Written instruction
Identify all lines in the listing that include the word "Temperatur", and copy them out.

Provided records
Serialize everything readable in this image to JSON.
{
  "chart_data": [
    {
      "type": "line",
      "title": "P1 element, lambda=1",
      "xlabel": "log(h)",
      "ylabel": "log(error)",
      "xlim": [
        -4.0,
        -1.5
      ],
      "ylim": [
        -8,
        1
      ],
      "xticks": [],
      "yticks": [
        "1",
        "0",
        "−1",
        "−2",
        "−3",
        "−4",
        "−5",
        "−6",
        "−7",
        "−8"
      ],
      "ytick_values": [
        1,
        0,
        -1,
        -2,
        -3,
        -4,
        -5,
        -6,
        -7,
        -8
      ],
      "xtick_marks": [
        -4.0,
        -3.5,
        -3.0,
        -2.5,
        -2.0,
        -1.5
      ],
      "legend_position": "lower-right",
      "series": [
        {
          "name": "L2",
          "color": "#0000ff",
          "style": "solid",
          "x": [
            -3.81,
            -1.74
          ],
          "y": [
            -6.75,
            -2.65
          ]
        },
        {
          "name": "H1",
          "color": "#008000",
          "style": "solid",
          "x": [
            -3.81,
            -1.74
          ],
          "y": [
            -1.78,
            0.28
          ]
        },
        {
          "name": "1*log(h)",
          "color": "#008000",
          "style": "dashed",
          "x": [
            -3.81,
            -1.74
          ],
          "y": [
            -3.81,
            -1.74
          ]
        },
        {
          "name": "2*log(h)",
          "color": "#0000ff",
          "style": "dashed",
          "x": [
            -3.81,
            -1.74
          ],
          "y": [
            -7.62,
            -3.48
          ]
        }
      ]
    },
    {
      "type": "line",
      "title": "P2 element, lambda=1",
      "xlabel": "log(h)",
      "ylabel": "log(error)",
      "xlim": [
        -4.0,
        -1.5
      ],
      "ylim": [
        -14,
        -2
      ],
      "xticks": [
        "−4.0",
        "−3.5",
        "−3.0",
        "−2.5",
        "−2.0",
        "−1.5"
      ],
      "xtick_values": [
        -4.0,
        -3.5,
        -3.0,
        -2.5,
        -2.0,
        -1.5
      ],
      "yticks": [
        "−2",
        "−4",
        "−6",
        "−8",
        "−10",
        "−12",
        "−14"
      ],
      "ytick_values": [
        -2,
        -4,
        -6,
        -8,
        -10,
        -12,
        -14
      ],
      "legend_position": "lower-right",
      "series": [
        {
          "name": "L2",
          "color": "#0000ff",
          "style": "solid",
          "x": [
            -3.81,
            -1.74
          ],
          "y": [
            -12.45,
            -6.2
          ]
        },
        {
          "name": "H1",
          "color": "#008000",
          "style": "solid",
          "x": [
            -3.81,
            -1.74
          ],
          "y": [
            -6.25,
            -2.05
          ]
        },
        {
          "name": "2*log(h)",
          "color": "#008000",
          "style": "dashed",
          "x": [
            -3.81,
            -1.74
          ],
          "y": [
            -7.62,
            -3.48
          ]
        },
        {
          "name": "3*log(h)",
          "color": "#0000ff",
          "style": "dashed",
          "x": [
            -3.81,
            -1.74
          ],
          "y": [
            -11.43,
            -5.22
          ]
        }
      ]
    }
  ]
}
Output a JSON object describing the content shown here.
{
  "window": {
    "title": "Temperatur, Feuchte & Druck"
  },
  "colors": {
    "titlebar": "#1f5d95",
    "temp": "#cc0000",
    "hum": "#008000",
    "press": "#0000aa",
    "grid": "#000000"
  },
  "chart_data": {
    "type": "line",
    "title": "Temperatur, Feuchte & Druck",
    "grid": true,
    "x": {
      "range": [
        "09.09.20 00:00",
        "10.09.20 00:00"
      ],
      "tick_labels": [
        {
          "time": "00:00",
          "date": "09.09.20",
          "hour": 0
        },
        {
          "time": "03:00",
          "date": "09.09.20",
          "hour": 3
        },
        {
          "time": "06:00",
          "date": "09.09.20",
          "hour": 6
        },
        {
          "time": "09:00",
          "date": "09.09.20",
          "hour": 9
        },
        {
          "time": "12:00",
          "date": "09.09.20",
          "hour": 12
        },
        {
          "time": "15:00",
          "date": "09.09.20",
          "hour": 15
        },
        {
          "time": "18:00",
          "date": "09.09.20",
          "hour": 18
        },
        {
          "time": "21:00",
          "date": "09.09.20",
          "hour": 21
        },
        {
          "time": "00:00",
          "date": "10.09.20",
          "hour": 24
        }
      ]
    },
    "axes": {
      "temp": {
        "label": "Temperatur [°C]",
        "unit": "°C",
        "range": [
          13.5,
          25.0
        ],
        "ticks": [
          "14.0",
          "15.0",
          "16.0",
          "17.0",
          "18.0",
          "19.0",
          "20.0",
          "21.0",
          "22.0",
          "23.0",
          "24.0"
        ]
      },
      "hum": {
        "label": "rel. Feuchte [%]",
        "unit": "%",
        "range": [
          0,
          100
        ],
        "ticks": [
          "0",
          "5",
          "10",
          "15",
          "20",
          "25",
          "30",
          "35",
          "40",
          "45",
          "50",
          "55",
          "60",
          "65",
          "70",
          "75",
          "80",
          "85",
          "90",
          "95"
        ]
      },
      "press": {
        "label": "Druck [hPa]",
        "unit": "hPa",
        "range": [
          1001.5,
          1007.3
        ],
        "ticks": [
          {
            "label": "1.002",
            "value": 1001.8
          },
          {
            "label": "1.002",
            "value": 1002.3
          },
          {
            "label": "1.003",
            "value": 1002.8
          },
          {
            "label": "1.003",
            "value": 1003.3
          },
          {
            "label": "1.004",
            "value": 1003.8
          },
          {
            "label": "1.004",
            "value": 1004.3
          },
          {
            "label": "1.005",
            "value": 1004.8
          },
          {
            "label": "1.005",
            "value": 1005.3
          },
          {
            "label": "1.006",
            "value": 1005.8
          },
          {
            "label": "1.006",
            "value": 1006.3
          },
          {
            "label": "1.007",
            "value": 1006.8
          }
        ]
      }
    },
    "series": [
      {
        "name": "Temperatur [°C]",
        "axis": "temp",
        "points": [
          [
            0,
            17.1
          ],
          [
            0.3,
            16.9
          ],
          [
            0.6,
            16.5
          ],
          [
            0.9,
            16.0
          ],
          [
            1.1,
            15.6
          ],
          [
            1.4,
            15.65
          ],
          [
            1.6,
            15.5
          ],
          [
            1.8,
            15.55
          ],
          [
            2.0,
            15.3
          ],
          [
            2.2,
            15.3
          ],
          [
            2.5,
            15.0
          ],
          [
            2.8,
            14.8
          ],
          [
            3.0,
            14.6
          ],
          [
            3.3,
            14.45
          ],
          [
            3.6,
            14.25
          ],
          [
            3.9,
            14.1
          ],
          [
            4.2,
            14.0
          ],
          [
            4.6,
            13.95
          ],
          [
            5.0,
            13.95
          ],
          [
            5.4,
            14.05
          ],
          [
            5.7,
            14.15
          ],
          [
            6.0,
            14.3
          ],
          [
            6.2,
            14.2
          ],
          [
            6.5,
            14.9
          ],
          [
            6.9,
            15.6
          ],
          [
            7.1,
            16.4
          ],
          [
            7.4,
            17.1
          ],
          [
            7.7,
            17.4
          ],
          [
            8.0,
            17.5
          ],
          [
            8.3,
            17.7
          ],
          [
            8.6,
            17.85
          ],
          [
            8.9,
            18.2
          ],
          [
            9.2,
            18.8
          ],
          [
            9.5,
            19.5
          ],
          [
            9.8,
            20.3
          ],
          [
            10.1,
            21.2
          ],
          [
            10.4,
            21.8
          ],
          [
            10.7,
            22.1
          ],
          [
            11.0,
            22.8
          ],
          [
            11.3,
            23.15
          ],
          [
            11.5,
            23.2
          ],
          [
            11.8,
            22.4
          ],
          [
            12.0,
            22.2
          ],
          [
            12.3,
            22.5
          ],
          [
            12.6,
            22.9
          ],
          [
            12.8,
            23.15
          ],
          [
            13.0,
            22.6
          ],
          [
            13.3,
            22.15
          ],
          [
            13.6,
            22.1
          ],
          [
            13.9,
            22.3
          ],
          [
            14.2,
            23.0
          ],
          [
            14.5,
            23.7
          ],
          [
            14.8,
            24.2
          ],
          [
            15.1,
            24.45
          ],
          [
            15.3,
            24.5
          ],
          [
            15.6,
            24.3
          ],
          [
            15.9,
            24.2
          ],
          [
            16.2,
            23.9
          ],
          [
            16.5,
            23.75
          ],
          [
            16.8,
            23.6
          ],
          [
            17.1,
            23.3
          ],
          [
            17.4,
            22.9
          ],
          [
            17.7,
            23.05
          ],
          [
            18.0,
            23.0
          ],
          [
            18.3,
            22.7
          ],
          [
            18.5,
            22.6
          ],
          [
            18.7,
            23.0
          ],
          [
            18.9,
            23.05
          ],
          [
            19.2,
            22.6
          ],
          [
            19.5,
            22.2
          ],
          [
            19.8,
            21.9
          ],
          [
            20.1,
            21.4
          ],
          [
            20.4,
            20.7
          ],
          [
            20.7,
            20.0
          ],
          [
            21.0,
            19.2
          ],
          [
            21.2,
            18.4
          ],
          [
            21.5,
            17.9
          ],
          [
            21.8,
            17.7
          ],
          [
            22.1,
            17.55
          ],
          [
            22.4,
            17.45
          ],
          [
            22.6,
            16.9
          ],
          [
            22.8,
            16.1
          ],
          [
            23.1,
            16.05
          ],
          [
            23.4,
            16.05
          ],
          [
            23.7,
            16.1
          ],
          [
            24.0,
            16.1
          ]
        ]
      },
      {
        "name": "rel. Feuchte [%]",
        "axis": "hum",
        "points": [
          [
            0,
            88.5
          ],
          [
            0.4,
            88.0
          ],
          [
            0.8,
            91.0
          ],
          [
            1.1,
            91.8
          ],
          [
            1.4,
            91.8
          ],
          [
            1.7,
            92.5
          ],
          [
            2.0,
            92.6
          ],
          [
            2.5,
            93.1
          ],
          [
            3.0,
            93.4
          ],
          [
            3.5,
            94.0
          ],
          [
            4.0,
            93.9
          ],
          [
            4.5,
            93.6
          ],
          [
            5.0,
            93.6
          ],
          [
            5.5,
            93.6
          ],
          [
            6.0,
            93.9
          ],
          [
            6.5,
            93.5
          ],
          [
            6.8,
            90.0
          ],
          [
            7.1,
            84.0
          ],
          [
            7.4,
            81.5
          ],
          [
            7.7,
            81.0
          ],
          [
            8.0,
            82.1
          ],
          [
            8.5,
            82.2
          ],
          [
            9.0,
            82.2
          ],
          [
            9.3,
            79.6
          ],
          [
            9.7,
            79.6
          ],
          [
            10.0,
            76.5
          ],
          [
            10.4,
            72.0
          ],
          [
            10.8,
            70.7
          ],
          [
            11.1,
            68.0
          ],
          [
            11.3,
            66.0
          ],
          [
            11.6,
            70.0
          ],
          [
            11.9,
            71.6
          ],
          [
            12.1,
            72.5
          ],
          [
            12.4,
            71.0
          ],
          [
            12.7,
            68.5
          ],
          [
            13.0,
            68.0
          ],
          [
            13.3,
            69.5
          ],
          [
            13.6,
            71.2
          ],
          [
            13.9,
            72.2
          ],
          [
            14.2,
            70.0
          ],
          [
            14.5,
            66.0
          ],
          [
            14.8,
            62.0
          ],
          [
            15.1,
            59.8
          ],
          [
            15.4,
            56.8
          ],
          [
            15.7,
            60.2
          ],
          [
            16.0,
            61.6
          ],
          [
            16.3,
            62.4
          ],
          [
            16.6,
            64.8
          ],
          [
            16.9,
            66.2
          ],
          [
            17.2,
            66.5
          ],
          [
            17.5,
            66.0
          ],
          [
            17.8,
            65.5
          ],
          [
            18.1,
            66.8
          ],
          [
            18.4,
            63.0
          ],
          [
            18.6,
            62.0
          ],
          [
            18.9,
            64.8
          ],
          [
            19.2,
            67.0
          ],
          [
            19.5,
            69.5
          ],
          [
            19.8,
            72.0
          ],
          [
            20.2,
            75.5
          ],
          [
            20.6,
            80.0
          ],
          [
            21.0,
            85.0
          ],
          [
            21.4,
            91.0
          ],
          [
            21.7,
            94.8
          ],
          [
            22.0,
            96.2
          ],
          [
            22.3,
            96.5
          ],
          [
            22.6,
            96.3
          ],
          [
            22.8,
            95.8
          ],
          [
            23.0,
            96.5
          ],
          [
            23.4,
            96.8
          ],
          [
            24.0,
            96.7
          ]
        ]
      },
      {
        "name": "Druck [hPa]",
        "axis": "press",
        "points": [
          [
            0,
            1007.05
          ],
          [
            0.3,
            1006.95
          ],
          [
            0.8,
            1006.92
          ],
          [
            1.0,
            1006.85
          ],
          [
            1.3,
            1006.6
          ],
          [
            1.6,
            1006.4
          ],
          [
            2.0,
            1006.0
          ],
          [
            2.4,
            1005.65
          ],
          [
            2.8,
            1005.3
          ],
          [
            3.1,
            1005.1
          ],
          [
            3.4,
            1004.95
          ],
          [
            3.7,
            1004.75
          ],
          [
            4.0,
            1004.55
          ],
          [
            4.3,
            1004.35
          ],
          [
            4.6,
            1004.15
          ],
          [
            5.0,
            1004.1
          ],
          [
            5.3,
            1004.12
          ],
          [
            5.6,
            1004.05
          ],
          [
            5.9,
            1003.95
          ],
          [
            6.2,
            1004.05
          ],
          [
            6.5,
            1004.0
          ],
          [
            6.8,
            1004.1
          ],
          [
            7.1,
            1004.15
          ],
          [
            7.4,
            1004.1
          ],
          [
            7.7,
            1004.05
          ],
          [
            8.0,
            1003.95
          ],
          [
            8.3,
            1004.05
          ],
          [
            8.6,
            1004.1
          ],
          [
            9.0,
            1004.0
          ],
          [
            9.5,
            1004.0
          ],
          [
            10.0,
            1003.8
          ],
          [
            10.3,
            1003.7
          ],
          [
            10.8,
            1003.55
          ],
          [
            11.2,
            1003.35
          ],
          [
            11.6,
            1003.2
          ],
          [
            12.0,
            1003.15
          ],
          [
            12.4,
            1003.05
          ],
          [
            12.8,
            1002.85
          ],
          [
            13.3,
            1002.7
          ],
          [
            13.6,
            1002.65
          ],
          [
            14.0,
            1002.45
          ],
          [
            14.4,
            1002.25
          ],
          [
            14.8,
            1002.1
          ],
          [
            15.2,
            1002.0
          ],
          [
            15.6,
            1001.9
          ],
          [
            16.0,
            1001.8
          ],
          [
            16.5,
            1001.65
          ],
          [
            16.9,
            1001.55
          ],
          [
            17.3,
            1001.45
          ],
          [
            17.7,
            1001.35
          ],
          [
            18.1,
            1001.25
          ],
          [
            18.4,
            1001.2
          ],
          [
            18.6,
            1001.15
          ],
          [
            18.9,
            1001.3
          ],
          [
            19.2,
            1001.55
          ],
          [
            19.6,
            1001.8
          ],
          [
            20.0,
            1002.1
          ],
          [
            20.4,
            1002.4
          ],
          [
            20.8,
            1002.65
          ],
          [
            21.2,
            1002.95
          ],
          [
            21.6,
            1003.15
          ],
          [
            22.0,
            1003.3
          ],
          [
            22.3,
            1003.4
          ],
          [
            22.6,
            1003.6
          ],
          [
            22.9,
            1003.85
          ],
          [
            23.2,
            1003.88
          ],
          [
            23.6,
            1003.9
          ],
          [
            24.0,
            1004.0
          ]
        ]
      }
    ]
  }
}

Solved problem
    "title": "Temperatur, Feuchte & Druck"
    "title": "Temperatur, Feuchte & Druck",
        "label": "Temperatur [°C]",
        "name": "Temperatur [°C]",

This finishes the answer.